**Data entries:**

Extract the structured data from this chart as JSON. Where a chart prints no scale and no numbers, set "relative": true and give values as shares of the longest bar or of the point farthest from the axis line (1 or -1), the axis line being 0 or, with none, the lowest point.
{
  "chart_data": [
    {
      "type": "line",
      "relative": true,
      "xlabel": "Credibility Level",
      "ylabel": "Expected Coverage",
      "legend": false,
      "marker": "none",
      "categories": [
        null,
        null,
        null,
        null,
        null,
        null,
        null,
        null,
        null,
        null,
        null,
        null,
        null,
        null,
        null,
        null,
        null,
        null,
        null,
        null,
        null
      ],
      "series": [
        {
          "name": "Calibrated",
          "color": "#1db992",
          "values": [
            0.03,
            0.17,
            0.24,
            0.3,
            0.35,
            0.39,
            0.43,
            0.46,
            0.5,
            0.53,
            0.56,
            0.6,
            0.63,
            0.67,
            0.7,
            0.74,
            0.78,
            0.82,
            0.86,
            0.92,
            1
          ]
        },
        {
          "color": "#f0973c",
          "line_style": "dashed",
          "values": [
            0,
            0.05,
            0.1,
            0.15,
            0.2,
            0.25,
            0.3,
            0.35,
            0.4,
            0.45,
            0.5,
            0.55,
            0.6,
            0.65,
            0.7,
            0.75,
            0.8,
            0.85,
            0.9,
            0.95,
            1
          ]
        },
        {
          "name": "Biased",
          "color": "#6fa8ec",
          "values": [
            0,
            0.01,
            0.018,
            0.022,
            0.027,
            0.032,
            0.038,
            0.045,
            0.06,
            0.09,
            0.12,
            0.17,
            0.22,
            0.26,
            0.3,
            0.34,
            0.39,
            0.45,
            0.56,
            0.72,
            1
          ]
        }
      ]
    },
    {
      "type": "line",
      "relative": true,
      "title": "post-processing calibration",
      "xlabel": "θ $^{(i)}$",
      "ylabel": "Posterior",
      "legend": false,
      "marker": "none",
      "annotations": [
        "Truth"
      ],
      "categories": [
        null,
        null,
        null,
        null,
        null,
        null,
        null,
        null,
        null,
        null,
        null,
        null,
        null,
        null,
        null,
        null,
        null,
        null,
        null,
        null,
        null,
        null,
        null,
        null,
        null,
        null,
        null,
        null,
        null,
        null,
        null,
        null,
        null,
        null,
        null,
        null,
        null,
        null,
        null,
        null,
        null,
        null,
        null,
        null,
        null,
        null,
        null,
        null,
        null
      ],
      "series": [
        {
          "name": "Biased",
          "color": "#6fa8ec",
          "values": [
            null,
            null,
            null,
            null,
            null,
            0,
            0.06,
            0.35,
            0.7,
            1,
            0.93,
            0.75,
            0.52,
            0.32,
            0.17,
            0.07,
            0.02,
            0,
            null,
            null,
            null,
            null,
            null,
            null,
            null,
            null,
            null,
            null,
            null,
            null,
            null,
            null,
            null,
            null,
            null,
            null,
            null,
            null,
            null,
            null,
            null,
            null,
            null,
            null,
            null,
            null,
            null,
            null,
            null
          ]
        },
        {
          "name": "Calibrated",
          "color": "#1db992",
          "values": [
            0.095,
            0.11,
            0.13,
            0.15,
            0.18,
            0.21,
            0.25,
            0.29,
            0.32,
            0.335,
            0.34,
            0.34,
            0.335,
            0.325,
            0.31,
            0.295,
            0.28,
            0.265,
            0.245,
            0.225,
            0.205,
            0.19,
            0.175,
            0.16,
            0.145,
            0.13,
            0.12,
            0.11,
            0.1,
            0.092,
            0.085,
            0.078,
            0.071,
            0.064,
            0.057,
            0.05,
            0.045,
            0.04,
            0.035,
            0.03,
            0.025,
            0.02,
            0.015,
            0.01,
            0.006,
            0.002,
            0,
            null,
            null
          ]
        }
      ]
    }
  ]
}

**Task statement:**
Going through the data, tally the lines containing "ylabel" and report only the result.

**Answer below:**
2